### What you have to do
Go through the entries and count the lines with the string "Drnovice" in them. Give only that number.
:: Data excerpts
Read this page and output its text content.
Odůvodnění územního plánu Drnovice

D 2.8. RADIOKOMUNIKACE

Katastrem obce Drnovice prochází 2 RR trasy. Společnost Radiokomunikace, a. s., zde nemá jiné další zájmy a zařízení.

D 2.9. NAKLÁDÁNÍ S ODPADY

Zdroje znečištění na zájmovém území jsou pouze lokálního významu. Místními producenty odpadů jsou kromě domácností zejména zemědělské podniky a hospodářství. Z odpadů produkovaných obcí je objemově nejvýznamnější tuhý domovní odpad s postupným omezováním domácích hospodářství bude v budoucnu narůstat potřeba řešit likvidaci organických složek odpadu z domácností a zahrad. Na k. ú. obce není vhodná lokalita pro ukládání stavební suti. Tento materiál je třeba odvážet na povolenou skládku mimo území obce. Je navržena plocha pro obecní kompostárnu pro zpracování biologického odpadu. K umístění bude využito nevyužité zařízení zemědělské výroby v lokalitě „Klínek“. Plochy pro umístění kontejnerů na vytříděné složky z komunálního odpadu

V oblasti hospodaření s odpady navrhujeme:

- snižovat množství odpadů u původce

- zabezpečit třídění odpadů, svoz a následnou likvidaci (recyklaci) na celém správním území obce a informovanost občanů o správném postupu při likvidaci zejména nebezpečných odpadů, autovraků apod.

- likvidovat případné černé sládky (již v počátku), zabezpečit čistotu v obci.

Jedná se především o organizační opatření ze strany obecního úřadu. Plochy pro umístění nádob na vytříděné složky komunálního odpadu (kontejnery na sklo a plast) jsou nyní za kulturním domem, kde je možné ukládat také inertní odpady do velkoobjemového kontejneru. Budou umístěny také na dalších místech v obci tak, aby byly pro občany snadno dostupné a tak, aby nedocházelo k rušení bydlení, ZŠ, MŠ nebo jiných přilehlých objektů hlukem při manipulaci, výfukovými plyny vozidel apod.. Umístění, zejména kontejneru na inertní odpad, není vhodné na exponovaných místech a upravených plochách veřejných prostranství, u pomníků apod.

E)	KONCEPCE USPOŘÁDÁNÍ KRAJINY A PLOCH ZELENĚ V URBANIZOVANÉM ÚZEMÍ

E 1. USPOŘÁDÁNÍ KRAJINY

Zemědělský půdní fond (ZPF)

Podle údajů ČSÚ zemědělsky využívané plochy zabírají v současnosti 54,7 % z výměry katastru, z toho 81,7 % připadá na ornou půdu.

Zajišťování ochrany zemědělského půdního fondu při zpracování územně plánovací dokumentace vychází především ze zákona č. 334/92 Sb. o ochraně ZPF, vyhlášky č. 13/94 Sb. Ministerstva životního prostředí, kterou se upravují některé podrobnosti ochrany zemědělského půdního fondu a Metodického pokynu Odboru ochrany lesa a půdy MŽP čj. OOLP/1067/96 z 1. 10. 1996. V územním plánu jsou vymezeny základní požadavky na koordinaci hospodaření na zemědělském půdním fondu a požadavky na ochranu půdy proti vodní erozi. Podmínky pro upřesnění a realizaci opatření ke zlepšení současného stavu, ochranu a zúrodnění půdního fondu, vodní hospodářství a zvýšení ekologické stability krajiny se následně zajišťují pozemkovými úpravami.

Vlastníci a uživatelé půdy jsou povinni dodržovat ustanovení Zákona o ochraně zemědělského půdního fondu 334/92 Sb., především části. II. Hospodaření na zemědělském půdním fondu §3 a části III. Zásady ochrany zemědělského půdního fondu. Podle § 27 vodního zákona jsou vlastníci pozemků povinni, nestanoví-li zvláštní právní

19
::::
### The reply
2